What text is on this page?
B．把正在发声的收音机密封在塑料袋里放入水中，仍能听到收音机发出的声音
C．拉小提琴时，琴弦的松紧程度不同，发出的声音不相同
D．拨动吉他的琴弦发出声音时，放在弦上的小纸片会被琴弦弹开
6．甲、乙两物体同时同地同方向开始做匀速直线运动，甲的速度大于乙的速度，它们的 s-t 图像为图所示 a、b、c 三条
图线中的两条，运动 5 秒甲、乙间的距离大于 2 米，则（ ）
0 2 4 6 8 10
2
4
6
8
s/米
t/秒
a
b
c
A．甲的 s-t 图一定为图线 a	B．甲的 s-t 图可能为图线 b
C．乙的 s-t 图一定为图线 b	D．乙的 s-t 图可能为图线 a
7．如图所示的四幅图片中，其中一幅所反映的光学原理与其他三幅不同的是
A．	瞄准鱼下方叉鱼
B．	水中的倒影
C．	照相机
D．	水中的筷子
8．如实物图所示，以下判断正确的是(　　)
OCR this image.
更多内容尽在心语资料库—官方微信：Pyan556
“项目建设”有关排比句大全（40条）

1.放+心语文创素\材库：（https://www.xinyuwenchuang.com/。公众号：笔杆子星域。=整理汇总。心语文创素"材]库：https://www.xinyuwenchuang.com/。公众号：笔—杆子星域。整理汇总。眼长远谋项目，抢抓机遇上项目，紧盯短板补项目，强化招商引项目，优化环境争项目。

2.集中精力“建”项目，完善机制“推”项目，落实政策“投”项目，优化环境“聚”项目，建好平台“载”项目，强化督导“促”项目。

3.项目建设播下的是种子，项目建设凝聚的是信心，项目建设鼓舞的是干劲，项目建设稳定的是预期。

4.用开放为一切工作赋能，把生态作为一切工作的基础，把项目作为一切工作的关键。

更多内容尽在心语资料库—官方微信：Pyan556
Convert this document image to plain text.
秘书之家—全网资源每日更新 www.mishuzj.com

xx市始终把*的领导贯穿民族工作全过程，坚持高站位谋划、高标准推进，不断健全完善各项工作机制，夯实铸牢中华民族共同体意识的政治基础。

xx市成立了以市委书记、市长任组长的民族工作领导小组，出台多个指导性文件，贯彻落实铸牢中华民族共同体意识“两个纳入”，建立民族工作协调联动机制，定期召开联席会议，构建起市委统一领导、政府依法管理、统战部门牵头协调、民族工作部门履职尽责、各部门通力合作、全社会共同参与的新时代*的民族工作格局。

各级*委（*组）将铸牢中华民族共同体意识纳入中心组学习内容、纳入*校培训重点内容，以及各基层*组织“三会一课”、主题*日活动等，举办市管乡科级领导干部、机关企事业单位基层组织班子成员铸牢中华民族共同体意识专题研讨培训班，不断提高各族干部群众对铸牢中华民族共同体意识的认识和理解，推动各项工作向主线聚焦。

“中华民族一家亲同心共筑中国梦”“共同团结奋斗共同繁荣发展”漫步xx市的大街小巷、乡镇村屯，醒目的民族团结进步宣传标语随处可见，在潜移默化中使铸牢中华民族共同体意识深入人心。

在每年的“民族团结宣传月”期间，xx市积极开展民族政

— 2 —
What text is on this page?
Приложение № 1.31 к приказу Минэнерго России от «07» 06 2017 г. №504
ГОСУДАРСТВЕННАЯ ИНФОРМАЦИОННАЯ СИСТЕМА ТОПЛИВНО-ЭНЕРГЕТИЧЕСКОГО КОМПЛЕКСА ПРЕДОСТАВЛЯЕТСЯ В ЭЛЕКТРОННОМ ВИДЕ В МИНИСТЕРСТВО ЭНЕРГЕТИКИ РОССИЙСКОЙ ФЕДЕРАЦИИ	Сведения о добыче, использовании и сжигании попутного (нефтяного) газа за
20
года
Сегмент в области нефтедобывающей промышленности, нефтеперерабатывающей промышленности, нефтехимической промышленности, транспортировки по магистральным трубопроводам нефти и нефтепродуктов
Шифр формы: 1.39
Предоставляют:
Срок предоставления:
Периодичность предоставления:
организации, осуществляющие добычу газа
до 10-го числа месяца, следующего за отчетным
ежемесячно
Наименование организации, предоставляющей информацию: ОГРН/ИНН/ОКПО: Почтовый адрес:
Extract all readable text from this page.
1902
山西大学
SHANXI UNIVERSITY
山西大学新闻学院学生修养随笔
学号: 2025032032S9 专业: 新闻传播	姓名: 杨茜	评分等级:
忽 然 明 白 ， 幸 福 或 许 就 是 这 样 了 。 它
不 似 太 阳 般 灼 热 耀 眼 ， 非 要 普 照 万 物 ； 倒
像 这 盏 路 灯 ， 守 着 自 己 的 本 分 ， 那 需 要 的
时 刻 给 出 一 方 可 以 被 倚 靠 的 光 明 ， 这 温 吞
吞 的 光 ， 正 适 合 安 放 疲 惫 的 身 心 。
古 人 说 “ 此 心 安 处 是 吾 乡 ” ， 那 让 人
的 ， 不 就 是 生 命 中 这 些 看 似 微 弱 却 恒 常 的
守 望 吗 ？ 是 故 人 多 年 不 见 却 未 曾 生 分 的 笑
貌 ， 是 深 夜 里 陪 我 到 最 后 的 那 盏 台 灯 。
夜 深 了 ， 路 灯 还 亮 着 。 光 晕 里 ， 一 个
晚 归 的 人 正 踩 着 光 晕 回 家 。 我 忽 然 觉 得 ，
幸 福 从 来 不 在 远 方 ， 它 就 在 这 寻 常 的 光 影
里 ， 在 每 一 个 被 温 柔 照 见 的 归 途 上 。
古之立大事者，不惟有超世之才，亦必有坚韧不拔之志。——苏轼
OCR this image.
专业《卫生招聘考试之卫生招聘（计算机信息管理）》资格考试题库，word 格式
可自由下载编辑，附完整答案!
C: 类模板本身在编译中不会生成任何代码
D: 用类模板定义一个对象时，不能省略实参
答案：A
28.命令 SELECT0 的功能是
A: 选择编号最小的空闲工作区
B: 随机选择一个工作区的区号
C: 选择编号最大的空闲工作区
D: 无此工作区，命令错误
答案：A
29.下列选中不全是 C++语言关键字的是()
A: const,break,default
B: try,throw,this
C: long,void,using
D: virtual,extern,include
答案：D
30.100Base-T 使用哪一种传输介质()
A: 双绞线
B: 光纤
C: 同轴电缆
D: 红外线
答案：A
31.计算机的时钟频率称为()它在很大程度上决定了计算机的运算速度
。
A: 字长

#####

AIM OF THE TASK
Copy out the material above in its entirety. Every detail must match.

EXERCISE ANSWER
What text is on this page?
B．把正在发声的收音机密封在塑料袋里放入水中，仍能听到收音机发出的声音
C．拉小提琴时，琴弦的松紧程度不同，发出的声音不相同
D．拨动吉他的琴弦发出声音时，放在弦上的小纸片会被琴弦弹开
6．甲、乙两物体同时同地同方向开始做匀速直线运动，甲的速度大于乙的速度，它们的 s-t 图像为图所示 a、b、c 三条
图线中的两条，运动 5 秒甲、乙间的距离大于 2 米，则（ ）
0 2 4 6 8 10
2
4
6
8
s/米
t/秒
a
b
c
A．甲的 s-t 图一定为图线 a	B．甲的 s-t 图可能为图线 b
C．乙的 s-t 图一定为图线 b	D．乙的 s-t 图可能为图线 a
7．如图所示的四幅图片中，其中一幅所反映的光学原理与其他三幅不同的是
A．	瞄准鱼下方叉鱼
B．	水中的倒影
C．	照相机
D．	水中的筷子
8．如实物图所示，以下判断正确的是(　　)
OCR this image.
更多内容尽在心语资料库—官方微信：Pyan556
“项目建设”有关排比句大全（40条）

1.放+心语文创素\材库：（https://www.xinyuwenchuang.com/。公众号：笔杆子星域。=整理汇总。心语文创素"材]库：https://www.xinyuwenchuang.com/。公众号：笔—杆子星域。整理汇总。眼长远谋项目，抢抓机遇上项目，紧盯短板补项目，强化招商引项目，优化环境争项目。

2.集中精力“建”项目，完善机制“推”项目，落实政策“投”项目，优化环境“聚”项目，建好平台“载”项目，强化督导“促”项目。

3.项目建设播下的是种子，项目建设凝聚的是信心，项目建设鼓舞的是干劲，项目建设稳定的是预期。

4.用开放为一切工作赋能，把生态作为一切工作的基础，把项目作为一切工作的关键。

更多内容尽在心语资料库—官方微信：Pyan556
Convert this document image to plain text.
秘书之家—全网资源每日更新 www.mishuzj.com

xx市始终把*的领导贯穿民族工作全过程，坚持高站位谋划、高标准推进，不断健全完善各项工作机制，夯实铸牢中华民族共同体意识的政治基础。

xx市成立了以市委书记、市长任组长的民族工作领导小组，出台多个指导性文件，贯彻落实铸牢中华民族共同体意识“两个纳入”，建立民族工作协调联动机制，定期召开联席会议，构建起市委统一领导、政府依法管理、统战部门牵头协调、民族工作部门履职尽责、各部门通力合作、全社会共同参与的新时代*的民族工作格局。

各级*委（*组）将铸牢中华民族共同体意识纳入中心组学习内容、纳入*校培训重点内容，以及各基层*组织“三会一课”、主题*日活动等，举办市管乡科级领导干部、机关企事业单位基层组织班子成员铸牢中华民族共同体意识专题研讨培训班，不断提高各族干部群众对铸牢中华民族共同体意识的认识和理解，推动各项工作向主线聚焦。

“中华民族一家亲同心共筑中国梦”“共同团结奋斗共同繁荣发展”漫步xx市的大街小巷、乡镇村屯，醒目的民族团结进步宣传标语随处可见，在潜移默化中使铸牢中华民族共同体意识深入人心。

在每年的“民族团结宣传月”期间，xx市积极开展民族政

— 2 —
What text is on this page?
Приложение № 1.31 к приказу Минэнерго России от «07» 06 2017 г. №504
ГОСУДАРСТВЕННАЯ ИНФОРМАЦИОННАЯ СИСТЕМА ТОПЛИВНО-ЭНЕРГЕТИЧЕСКОГО КОМПЛЕКСА ПРЕДОСТАВЛЯЕТСЯ В ЭЛЕКТРОННОМ ВИДЕ В МИНИСТЕРСТВО ЭНЕРГЕТИКИ РОССИЙСКОЙ ФЕДЕРАЦИИ	Сведения о добыче, использовании и сжигании попутного (нефтяного) газа за
20
года
Сегмент в области нефтедобывающей промышленности, нефтеперерабатывающей промышленности, нефтехимической промышленности, транспортировки по магистральным трубопроводам нефти и нефтепродуктов
Шифр формы: 1.39
Предоставляют:
Срок предоставления:
Периодичность предоставления:
организации, осуществляющие добычу газа
до 10-го числа месяца, следующего за отчетным
ежемесячно
Наименование организации, предоставляющей информацию: ОГРН/ИНН/ОКПО: Почтовый адрес:
Extract all readable text from this page.
1902
山西大学
SHANXI UNIVERSITY
山西大学新闻学院学生修养随笔
学号: 2025032032S9 专业: 新闻传播	姓名: 杨茜	评分等级:
忽 然 明 白 ， 幸 福 或 许 就 是 这 样 了 。 它
不 似 太 阳 般 灼 热 耀 眼 ， 非 要 普 照 万 物 ； 倒
像 这 盏 路 灯 ， 守 着 自 己 的 本 分 ， 那 需 要 的
时 刻 给 出 一 方 可 以 被 倚 靠 的 光 明 ， 这 温 吞
吞 的 光 ， 正 适 合 安 放 疲 惫 的 身 心 。
古 人 说 “ 此 心 安 处 是 吾 乡 ” ， 那 让 人
的 ， 不 就 是 生 命 中 这 些 看 似 微 弱 却 恒 常 的
守 望 吗 ？ 是 故 人 多 年 不 见 却 未 曾 生 分 的 笑
貌 ， 是 深 夜 里 陪 我 到 最 后 的 那 盏 台 灯 。
夜 深 了 ， 路 灯 还 亮 着 。 光 晕 里 ， 一 个
晚 归 的 人 正 踩 着 光 晕 回 家 。 我 忽 然 觉 得 ，
幸 福 从 来 不 在 远 方 ， 它 就 在 这 寻 常 的 光 影
里 ， 在 每 一 个 被 温 柔 照 见 的 归 途 上 。
古之立大事者，不惟有超世之才，亦必有坚韧不拔之志。——苏轼
OCR this image.
专业《卫生招聘考试之卫生招聘（计算机信息管理）》资格考试题库，word 格式
可自由下载编辑，附完整答案!
C: 类模板本身在编译中不会生成任何代码
D: 用类模板定义一个对象时，不能省略实参
答案：A
28.命令 SELECT0 的功能是
A: 选择编号最小的空闲工作区
B: 随机选择一个工作区的区号
C: 选择编号最大的空闲工作区
D: 无此工作区，命令错误
答案：A
29.下列选中不全是 C++语言关键字的是()
A: const,break,default
B: try,throw,this
C: long,void,using
D: virtual,extern,include
答案：D
30.100Base-T 使用哪一种传输介质()
A: 双绞线
B: 光纤
C: 同轴电缆
D: 红外线
答案：A
31.计算机的时钟频率称为()它在很大程度上决定了计算机的运算速度
。
A: 字长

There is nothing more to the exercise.